─── Task input

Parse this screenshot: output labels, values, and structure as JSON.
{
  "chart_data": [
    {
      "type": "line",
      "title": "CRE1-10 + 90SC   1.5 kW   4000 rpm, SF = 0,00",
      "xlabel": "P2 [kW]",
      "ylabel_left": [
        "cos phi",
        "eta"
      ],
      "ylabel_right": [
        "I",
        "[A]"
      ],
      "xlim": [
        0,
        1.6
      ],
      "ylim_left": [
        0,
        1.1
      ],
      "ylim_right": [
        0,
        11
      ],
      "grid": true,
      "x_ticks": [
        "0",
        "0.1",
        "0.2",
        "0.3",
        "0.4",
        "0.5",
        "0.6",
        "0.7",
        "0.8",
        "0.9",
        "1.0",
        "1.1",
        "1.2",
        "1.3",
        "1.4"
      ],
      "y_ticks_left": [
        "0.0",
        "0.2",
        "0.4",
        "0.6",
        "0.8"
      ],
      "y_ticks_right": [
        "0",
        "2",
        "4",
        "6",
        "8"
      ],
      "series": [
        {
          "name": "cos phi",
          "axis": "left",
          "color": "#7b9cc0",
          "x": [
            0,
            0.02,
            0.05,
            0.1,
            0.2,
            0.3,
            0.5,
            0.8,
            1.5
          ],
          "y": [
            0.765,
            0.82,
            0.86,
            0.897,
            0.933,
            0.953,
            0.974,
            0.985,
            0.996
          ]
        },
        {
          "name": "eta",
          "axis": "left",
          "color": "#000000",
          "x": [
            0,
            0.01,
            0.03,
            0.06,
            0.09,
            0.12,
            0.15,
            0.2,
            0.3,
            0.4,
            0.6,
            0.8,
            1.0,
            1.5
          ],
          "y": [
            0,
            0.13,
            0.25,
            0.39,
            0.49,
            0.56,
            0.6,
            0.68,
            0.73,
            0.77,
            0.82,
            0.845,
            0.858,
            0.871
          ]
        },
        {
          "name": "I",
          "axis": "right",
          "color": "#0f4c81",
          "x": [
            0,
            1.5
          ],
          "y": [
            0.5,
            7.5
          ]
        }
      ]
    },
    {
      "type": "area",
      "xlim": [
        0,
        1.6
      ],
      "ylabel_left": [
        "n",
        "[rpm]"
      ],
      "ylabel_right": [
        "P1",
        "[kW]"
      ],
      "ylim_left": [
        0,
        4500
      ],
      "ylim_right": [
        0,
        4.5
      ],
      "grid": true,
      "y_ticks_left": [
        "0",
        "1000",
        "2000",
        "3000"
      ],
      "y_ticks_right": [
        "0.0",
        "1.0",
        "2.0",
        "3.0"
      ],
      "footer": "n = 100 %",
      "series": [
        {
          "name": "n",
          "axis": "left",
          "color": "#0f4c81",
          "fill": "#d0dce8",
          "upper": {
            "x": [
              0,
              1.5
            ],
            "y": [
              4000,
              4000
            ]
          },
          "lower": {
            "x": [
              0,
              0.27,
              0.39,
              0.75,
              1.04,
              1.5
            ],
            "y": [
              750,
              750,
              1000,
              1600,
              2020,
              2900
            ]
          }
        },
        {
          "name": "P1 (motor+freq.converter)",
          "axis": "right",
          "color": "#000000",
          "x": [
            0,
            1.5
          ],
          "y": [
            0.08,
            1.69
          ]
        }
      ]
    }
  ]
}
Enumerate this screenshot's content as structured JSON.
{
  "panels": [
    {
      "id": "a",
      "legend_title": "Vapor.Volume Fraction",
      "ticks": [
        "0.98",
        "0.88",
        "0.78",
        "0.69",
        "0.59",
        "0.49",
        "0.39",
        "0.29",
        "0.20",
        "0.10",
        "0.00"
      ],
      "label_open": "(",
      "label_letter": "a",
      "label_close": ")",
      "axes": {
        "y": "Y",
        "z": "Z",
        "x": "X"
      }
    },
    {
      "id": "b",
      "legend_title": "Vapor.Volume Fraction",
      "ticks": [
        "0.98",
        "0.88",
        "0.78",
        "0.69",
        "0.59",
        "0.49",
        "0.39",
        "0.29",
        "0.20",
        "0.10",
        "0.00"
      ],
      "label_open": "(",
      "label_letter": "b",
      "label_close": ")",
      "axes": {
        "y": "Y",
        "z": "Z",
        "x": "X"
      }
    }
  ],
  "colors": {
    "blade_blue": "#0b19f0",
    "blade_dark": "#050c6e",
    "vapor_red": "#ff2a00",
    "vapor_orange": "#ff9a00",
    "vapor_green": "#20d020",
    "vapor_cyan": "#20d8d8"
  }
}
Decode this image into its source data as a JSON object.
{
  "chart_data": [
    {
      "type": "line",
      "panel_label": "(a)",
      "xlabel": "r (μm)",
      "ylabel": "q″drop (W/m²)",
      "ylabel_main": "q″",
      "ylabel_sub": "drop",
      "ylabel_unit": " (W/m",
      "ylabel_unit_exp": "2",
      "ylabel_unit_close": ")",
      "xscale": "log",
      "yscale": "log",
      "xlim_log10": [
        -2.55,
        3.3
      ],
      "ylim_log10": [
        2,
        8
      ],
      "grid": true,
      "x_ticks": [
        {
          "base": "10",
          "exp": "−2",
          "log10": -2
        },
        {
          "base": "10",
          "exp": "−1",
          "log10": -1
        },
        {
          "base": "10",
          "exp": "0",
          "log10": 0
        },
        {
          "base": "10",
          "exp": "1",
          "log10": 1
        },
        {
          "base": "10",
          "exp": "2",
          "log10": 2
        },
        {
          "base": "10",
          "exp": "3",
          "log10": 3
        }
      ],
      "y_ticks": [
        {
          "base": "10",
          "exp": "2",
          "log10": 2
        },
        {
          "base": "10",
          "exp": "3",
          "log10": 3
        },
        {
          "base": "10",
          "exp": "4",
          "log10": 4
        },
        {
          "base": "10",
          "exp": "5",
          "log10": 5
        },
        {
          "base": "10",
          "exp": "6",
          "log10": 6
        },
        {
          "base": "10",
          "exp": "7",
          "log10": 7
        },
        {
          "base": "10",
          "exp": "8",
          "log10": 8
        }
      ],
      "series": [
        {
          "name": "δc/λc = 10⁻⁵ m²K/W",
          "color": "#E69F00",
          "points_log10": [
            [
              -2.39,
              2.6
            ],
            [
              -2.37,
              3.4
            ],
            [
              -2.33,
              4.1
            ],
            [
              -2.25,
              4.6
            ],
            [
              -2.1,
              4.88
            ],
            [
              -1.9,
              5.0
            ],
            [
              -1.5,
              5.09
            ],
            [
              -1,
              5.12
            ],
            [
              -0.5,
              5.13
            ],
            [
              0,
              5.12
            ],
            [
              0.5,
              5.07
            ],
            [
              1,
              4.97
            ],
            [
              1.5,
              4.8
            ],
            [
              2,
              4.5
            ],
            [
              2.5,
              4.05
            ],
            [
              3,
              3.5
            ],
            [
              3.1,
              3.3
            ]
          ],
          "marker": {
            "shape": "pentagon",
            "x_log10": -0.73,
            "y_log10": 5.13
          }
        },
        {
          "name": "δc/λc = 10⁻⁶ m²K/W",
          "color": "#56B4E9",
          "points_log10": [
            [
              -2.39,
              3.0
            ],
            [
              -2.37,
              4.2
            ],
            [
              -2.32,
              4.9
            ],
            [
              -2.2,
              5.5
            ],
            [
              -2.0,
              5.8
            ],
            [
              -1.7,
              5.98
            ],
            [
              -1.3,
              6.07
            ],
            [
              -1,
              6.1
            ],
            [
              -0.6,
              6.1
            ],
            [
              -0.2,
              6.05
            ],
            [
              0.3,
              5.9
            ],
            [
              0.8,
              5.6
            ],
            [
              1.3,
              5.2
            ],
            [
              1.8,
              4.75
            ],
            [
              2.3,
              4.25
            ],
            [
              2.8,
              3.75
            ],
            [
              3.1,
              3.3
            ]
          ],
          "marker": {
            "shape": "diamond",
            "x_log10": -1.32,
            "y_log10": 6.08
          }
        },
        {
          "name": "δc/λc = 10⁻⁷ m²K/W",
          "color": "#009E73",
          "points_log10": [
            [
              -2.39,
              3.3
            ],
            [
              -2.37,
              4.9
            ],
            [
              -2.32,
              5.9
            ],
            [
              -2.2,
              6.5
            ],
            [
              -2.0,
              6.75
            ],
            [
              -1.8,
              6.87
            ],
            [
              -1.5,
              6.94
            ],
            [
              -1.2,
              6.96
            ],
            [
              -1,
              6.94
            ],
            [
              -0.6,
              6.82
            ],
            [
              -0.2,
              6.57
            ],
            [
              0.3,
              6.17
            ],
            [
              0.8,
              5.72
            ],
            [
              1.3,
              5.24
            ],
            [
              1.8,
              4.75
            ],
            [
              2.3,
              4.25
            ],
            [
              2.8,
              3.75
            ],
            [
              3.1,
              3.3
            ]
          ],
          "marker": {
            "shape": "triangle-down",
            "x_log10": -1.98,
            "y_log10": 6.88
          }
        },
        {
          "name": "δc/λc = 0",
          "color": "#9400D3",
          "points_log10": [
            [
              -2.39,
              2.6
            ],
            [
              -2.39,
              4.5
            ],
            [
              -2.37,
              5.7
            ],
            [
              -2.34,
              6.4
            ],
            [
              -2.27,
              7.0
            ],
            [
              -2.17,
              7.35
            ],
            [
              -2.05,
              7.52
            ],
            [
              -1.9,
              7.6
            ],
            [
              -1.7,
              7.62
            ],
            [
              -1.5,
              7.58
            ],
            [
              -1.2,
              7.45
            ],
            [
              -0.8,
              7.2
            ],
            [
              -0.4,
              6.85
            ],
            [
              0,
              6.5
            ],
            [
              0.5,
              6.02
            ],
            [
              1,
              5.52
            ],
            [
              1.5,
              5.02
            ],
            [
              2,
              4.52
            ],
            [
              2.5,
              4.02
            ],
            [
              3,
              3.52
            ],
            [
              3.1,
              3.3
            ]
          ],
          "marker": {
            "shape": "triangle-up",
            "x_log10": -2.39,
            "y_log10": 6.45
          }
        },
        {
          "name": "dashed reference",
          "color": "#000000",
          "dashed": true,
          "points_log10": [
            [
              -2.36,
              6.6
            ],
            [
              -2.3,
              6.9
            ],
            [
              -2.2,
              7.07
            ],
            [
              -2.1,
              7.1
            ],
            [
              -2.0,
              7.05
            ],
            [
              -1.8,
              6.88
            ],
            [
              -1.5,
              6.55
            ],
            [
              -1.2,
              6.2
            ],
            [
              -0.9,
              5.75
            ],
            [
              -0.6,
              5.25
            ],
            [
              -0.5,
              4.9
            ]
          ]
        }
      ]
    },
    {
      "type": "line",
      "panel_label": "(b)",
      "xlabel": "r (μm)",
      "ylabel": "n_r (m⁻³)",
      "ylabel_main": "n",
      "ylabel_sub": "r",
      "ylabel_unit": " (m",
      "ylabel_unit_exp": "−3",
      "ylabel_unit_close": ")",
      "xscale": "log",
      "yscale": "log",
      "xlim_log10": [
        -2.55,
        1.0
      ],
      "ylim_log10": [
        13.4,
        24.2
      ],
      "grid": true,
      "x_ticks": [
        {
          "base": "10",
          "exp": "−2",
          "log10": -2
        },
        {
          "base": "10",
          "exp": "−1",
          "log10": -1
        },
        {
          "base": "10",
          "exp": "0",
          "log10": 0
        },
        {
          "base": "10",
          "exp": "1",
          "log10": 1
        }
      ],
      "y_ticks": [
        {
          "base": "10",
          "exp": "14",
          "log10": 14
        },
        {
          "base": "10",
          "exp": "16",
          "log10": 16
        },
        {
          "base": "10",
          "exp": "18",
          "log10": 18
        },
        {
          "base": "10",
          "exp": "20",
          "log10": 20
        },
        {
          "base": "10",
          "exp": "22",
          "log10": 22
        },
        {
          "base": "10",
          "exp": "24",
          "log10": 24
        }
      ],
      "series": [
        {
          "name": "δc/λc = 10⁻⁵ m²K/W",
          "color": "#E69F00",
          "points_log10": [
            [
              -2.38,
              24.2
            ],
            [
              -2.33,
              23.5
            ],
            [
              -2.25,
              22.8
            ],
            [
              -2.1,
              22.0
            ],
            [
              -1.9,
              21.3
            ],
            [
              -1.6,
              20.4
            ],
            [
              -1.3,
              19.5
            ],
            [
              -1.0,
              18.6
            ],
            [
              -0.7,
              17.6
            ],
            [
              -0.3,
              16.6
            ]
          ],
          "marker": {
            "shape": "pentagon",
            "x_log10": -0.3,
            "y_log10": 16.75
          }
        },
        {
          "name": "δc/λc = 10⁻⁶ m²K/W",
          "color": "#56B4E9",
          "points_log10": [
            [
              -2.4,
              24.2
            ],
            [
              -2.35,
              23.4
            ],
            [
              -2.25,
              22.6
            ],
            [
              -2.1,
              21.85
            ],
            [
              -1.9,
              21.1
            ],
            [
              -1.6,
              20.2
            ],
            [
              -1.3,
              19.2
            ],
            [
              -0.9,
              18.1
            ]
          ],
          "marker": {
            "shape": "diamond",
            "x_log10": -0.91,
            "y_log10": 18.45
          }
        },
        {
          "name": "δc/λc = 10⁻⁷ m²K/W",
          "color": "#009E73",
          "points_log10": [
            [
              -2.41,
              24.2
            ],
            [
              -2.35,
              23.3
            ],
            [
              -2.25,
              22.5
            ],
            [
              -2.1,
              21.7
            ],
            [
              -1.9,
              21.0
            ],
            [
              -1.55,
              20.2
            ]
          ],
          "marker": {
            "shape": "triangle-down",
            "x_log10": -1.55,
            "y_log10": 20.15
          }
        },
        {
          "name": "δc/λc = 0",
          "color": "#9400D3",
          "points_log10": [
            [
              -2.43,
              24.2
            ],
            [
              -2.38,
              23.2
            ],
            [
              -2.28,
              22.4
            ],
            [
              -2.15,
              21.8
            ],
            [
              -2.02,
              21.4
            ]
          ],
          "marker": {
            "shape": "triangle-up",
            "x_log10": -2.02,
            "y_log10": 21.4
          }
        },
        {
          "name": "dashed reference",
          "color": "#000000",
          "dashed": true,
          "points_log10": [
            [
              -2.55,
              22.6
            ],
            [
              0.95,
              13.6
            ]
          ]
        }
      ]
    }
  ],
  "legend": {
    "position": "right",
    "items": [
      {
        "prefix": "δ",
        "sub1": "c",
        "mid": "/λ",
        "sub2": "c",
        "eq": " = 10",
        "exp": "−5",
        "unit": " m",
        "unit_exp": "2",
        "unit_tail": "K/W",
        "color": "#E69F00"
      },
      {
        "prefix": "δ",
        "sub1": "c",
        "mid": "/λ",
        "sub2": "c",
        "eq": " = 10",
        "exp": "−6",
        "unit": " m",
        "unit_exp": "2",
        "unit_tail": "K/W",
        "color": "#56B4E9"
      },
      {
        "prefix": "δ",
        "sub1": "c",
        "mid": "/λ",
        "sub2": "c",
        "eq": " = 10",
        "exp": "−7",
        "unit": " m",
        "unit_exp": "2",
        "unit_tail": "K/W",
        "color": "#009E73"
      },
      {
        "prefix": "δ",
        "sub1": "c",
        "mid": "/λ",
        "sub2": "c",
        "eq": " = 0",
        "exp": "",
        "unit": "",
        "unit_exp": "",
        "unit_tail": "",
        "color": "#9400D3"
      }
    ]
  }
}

──────

** Request **
Return all lines with the word "JSON" in them.

** Reply **
Parse this screenshot: output labels, values, and structure as JSON.
Enumerate this screenshot's content as structured JSON.
Decode this image into its source data as a JSON object.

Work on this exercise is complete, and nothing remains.